## THE TASK
Copy out all lines with the word "Select" in them.

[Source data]
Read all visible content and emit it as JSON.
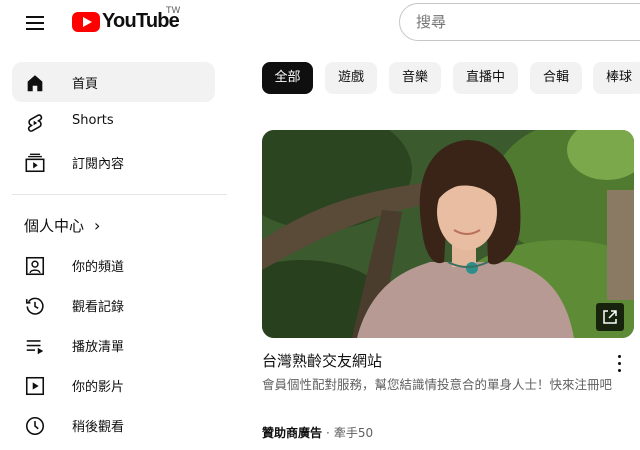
{
  "header": {
    "logo_text": "YouTube",
    "region": "TW",
    "search_placeholder": "搜尋"
  },
  "sidebar": {
    "items": [
      {
        "label": "首頁",
        "icon": "home-icon",
        "active": true
      },
      {
        "label": "Shorts",
        "icon": "shorts-icon",
        "active": false
      },
      {
        "label": "訂閱內容",
        "icon": "subscriptions-icon",
        "active": false
      }
    ],
    "you_heading": "個人中心",
    "you_items": [
      {
        "label": "你的頻道",
        "icon": "your-channel-icon"
      },
      {
        "label": "觀看記錄",
        "icon": "history-icon"
      },
      {
        "label": "播放清單",
        "icon": "playlists-icon"
      },
      {
        "label": "你的影片",
        "icon": "your-videos-icon"
      },
      {
        "label": "稍後觀看",
        "icon": "watch-later-icon"
      }
    ]
  },
  "chips": [
    "全部",
    "遊戲",
    "音樂",
    "直播中",
    "合輯",
    "棒球"
  ],
  "ad": {
    "title": "台灣熟齡交友網站",
    "description": "會員個性配對服務，幫您結識情投意合的單身人士！快來注冊吧",
    "sponsored": "贊助商廣告",
    "separator": "·",
    "advertiser": "牽手50"
  },
  "colors": {
    "accent_red": "#ff0000",
    "text_primary": "#0f0f0f",
    "text_secondary": "#606060",
    "chip_bg": "#f2f2f2",
    "chip_active_bg": "#0f0f0f"
  }
}
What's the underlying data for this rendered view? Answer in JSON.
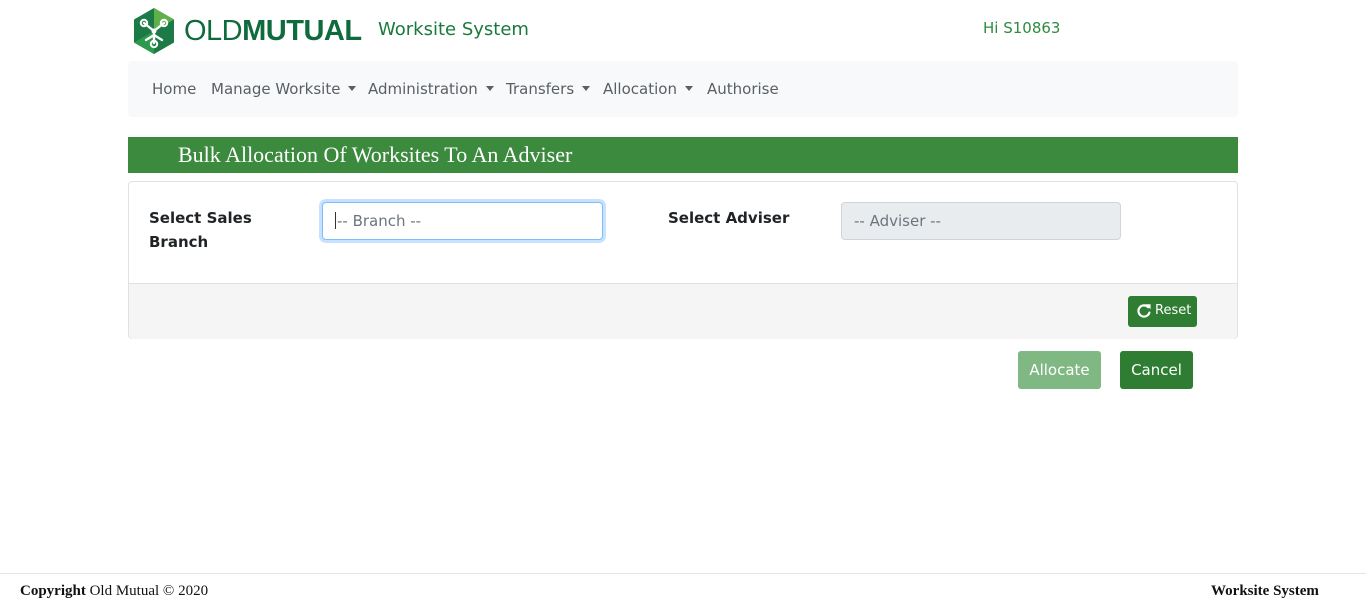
{
  "header": {
    "brand_part1": "OLD",
    "brand_part2": "MUTUAL",
    "app_title": "Worksite System",
    "greeting": "Hi S10863"
  },
  "nav": {
    "items": [
      {
        "label": "Home",
        "dropdown": false
      },
      {
        "label": "Manage Worksite",
        "dropdown": true
      },
      {
        "label": "Administration",
        "dropdown": true
      },
      {
        "label": "Transfers",
        "dropdown": true
      },
      {
        "label": "Allocation",
        "dropdown": true
      },
      {
        "label": "Authorise",
        "dropdown": false
      }
    ]
  },
  "page": {
    "title": "Bulk Allocation Of Worksites To An Adviser"
  },
  "form": {
    "branch_label_line1": "Select Sales",
    "branch_label_line2": "Branch",
    "branch_placeholder": "-- Branch --",
    "adviser_label": "Select Adviser",
    "adviser_placeholder": "-- Adviser --",
    "reset_label": "Reset"
  },
  "actions": {
    "allocate_label": "Allocate",
    "cancel_label": "Cancel"
  },
  "footer": {
    "copyright_word": "Copyright",
    "copyright_rest": "Old Mutual © 2020",
    "system_name": "Worksite System"
  },
  "colors": {
    "brand_green": "#0f6b3e",
    "banner_green": "#3b8a3e",
    "button_green": "#2e7d32",
    "button_disabled_green": "#7fb883",
    "focus_blue": "#80bdff"
  },
  "icons": {
    "logo": "old-mutual-logo",
    "reset": "refresh-icon",
    "dropdown": "caret-down-icon"
  }
}
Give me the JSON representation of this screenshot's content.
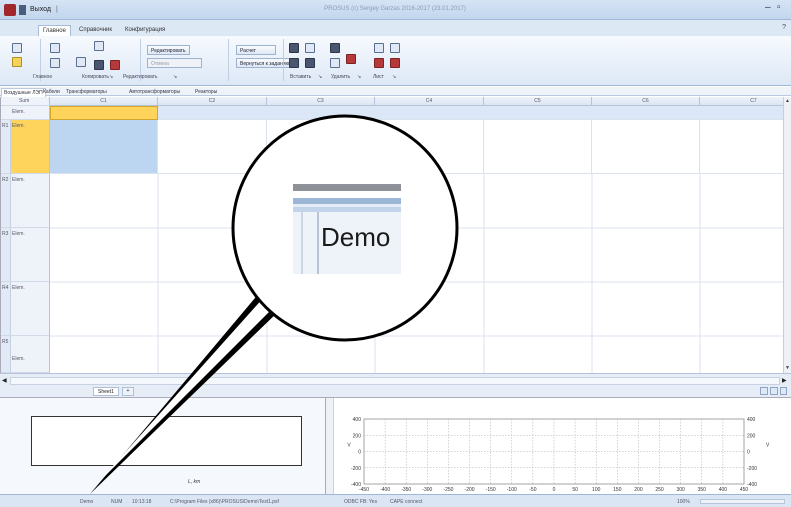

## CORRECT RESULT
    "branch_label_line1": "Select Sales",
    "adviser_label": "Select Adviser",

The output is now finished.